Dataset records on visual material
++++++++++++++++++++

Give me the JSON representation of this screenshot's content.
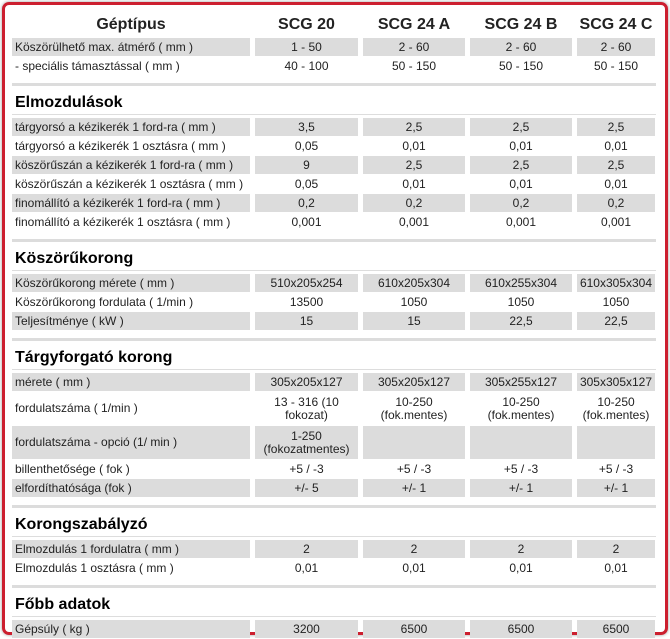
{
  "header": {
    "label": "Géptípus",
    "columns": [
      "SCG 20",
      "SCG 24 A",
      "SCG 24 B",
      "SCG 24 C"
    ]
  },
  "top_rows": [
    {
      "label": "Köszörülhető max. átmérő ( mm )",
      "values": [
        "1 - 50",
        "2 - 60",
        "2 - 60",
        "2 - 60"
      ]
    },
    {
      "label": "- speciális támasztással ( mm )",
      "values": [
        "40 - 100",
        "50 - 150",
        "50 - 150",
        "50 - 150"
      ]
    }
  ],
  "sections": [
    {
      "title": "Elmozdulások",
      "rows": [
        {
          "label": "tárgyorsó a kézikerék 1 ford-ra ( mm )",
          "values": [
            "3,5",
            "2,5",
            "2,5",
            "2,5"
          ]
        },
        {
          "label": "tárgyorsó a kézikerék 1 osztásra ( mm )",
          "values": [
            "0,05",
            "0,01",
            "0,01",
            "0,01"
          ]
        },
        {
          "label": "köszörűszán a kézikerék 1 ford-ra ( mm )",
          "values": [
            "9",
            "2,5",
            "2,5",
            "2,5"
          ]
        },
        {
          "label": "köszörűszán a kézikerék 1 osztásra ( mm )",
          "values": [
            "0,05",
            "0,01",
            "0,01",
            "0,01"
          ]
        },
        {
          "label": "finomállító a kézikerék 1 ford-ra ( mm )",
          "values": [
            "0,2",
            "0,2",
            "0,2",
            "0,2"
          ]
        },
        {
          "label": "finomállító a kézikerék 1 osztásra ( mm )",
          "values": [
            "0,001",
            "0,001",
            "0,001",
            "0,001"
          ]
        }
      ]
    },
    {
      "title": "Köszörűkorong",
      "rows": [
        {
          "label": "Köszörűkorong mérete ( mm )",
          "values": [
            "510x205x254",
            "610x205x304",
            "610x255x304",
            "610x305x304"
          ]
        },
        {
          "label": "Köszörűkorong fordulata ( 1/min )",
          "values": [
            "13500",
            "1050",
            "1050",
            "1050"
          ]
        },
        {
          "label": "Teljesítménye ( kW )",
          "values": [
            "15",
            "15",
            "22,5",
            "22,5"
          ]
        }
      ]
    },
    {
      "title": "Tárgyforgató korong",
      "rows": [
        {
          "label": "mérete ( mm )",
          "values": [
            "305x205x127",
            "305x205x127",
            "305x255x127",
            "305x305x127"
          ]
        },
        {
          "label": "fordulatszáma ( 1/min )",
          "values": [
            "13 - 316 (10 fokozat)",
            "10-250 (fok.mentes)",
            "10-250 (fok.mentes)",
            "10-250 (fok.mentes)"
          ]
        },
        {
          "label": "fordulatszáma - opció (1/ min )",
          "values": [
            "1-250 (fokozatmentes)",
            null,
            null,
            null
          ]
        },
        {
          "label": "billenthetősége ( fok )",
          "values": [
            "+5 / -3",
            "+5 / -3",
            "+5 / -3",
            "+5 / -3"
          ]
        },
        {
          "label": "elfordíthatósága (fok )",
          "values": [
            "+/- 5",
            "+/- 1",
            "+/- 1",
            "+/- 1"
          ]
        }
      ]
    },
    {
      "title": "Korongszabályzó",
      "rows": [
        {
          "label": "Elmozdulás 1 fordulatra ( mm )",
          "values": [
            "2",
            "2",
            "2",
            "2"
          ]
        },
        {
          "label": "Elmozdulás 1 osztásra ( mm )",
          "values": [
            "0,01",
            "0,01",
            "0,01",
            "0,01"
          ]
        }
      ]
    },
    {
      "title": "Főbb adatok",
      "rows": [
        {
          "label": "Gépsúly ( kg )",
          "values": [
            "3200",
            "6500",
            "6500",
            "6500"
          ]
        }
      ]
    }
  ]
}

++++++++++++++++++++

• WRITTEN REQUEST: In the records, locate each line holding the string "tárgyorsó" and copy it.

• OUTPUT FOR THIS TASK:
          "label": "tárgyorsó a kézikerék 1 ford-ra ( mm )",
          "label": "tárgyorsó a kézikerék 1 osztásra ( mm )",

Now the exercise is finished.